REQUIREMENTS:
Below are the entries; count the lines in them that contain the word "уставными" and give only the number.

SUPPLIED ENTRIES:
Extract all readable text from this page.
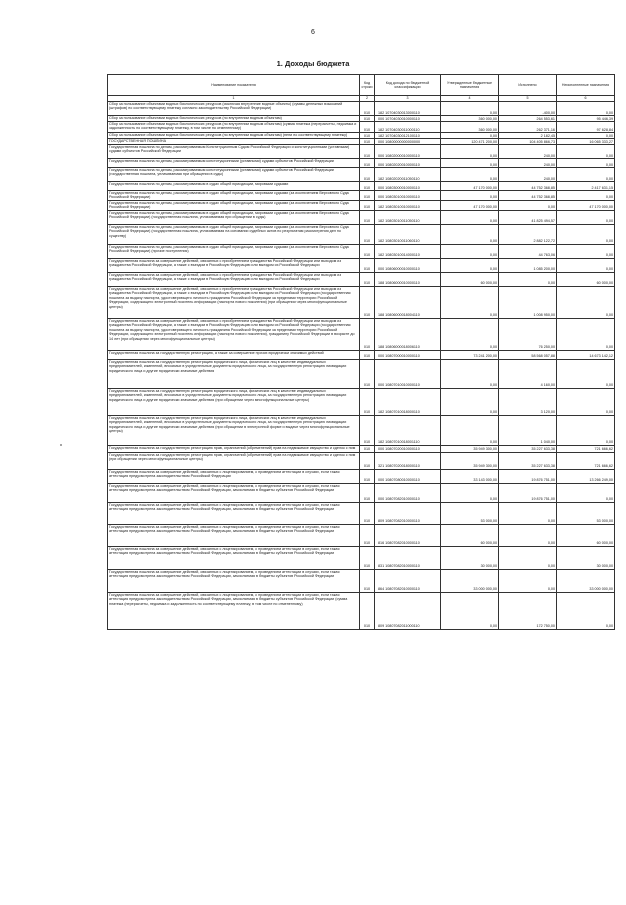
6
1. Доходы бюджета
Наименование показателя	Код строки	Код дохода по бюджетной классификации	Утвержденные бюджетные назначения	Исполнено	Неисполненные назначения
1	2	3	4	5	6
Сбор за пользование объектами водных биологических ресурсов (исключая внутренние водные объекты) (суммы денежных взысканий (штрафов) по соответствующему платежу согласно законодательству Российской Федерации)	010	182 10704030013000110	0,00	-400,00	0,00
Сбор за пользование объектами водных биологических ресурсов (по внутренним водным объектам)	010	000 10704030010000110	360 000,00	264 553,61	95 446,39
Сбор за пользование объектами водных биологических ресурсов (по внутренним водным объектам) (сумма платежа (перерасчеты, недоимка и задолженность по соответствующему платежу, в том числе по отмененному)	010	182 10704030011000110	360 000,00	262 371,16	97 628,84
Сбор за пользование объектами водных биологических ресурсов (по внутренним водным объектам) (пени по соответствующему платежу)	010	182 10704030012100110	0,00	2 182,45	0,00
ГОСУДАРСТВЕННАЯ ПОШЛИНА	010	000 10800000000000000	120 471 200,00	104 405 866,73	16 065 333,27
Государственная пошлина по делам, рассматриваемым Конституционным Судом Российской Федерации и конституционными (уставными) судами субъектов Российской Федерации	010	000 10802000010000110	0,00	240,00	0,00
Государственная пошлина по делам, рассматриваемым конституционными (уставными) судами субъектов Российской Федерации	010	000 10802020010000110	0,00	240,00	0,00
Государственная пошлина по делам, рассматриваемым конституционными (уставными) судами субъектов Российской Федерации (государственная пошлина, уплачиваемая при обращении в суды)	010	182 10802020011050110	0,00	240,00	0,00
Государственная пошлина по делам, рассматриваемым в судах общей юрисдикции, мировыми судьями	010	000 10803000010000110	47 170 000,00	44 752 368,85	2 417 631,15
Государственная пошлина по делам, рассматриваемым в судах общей юрисдикции, мировыми судьями (за исключением Верховного Суда Российской Федерации)	010	000 10803010010000110	0,00	44 752 368,85	0,00
Государственная пошлина по делам, рассматриваемым в судах общей юрисдикции, мировыми судьями (за исключением Верховного Суда Российской Федерации)	010	182 10803010010000110	47 170 000,00	0,00	47 170 000,00
Государственная пошлина по делам, рассматриваемым в судах общей юрисдикции, мировыми судьями (за исключением Верховного Суда Российской Федерации) (государственная пошлина, уплачиваемая при обращении в суды)	010	182 10803010011050110	0,00	41 825 494,57	0,00
Государственная пошлина по делам, рассматриваемым в судах общей юрисдикции, мировыми судьями (за исключением Верховного Суда Российской Федерации) (государственная пошлина, уплачиваемая на основании судебных актов по результатам рассмотрения дел по существу)	010	182 10803010011060110	0,00	2 882 122,72	0,00
Государственная пошлина по делам, рассматриваемым в судах общей юрисдикции, мировыми судьями (за исключением Верховного Суда Российской Федерации) (прочие поступления)	010	182 10803010014000110	0,00	44 763,06	0,00
Государственная пошлина за совершение действий, связанных с приобретением гражданства Российской Федерации или выходом из гражданства Российской Федерации, а также с въездом в Российскую Федерацию или выездом из Российской Федерации	010	000 10806000010000110	0,00	1 085 200,00	0,00
Государственная пошлина за совершение действий, связанных с приобретением гражданства Российской Федерации или выходом из гражданства Российской Федерации, а также с въездом в Российскую Федерацию или выездом из Российской Федерации	010	188 10806000010000110	60 000,00	0,00	60 000,00
Государственная пошлина за совершение действий, связанных с приобретением гражданства Российской Федерации или выходом из гражданства Российской Федерации, а также с въездом в Российскую Федерацию или выездом из Российской Федерации (государственная пошлина за выдачу паспорта, удостоверяющего личность гражданина Российской Федерации за пределами территории Российской Федерации, содержащего электронный носитель информации (паспорта нового поколения) (при обращении через многофункциональные центры)	010	188 10806000018004110	0,00	1 008 950,00	0,00
Государственная пошлина за совершение действий, связанных с приобретением гражданства Российской Федерации или выходом из гражданства Российской Федерации, а также с въездом в Российскую Федерацию или выездом из Российской Федерации (государственная пошлина за выдачу паспорта, удостоверяющего личность гражданина Российской Федерации за пределами территории Российской Федерации, содержащего электронный носитель информации (паспорта нового поколения), гражданину Российской Федерации в возрасте до 14 лет (при обращении через многофункциональные центры)	010	188 10806000018006110	0,00	76 250,00	0,00
Государственная пошлина за государственную регистрацию, а также за совершение прочих юридически значимых действий	010	000 10807000010000110	73 241 200,00	58 568 057,88	14 673 142,12
Государственная пошлина за государственную регистрацию юридического лица, физических лиц в качестве индивидуальных предпринимателей, изменений, вносимых в учредительные документы юридического лица, за государственную регистрацию ликвидации юридического лица и другие юридически значимые действия	010	000 10807010010000110	0,00	4 160,00	0,00
Государственная пошлина за государственную регистрацию юридического лица, физических лиц в качестве индивидуальных предпринимателей, изменений, вносимых в учредительные документы юридического лица, за государственную регистрацию ликвидации юридического лица и другие юридически значимые действия (при обращении через многофункциональные центры)	010	182 10807010018000110	0,00	3 120,00	0,00
Государственная пошлина за государственную регистрацию юридического лица, физических лиц в качестве индивидуальных предпринимателей, изменений, вносимых в учредительные документы юридического лица, за государственную регистрацию ликвидации юридического лица и другие юридически значимые действия (при обращении в электронной форме и выдаче через многофункциональные центры)	010	182 10807010018001110	0,00	1 040,00	0,00
Государственная пошлина за государственную регистрацию прав, ограничений (обременений) прав на недвижимое имущество и сделок с ним	010	000 10807020010000110	35 949 300,00	35 227 633,38	721 666,62
Государственная пошлина за государственную регистрацию прав, ограничений (обременений) прав на недвижимое имущество и сделок с ним (при обращении через многофункциональные центры)	010	321 10807020018000110	35 949 300,00	35 227 633,38	721 666,62
Государственная пошлина за совершение действий, связанных с лицензированием, с проведением аттестации в случаях, если такая аттестация предусмотрена законодательством Российской Федерации	010	000 10807080010000110	33 143 000,00	19 876 751,00	13 266 249,00
Государственная пошлина за совершение действий, связанных с лицензированием, с проведением аттестации в случаях, если такая аттестация предусмотрена законодательством Российской Федерации, зачисляемая в бюджеты субъектов Российской Федерации	010	000 10807082010000110	0,00	19 876 751,00	0,00
Государственная пошлина за совершение действий, связанных с лицензированием, с проведением аттестации в случаях, если такая аттестация предусмотрена законодательством Российской Федерации, зачисляемая в бюджеты субъектов Российской Федерации	010	809 10807082010000110	53 000,00	0,00	53 000,00
Государственная пошлина за совершение действий, связанных с лицензированием, с проведением аттестации в случаях, если такая аттестация предусмотрена законодательством Российской Федерации, зачисляемая в бюджеты субъектов Российской Федерации	010	816 10807082010000110	60 000,00	0,00	60 000,00
Государственная пошлина за совершение действий, связанных с лицензированием, с проведением аттестации в случаях, если такая аттестация предусмотрена законодательством Российской Федерации, зачисляемая в бюджеты субъектов Российской Федерации	010	831 10807082010000110	30 000,00	0,00	30 000,00
Государственная пошлина за совершение действий, связанных с лицензированием, с проведением аттестации в случаях, если такая аттестация предусмотрена законодательством Российской Федерации, зачисляемая в бюджеты субъектов Российской Федерации	010	864 10807082010000110	33 000 000,00	0,00	33 000 000,00
Государственная пошлина за совершение действий, связанных с лицензированием, с проведением аттестации в случаях, если такая аттестация предусмотрена законодательством Российской Федерации, зачисляемая в бюджеты субъектов Российской Федерации (сумма платежа (перерасчеты, недоимка и задолженность по соответствующему платежу, в том числе по отмененному)	010	809 10807082011000110	0,00	172 750,00	0,00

ANSWER FOR THE TASK:
3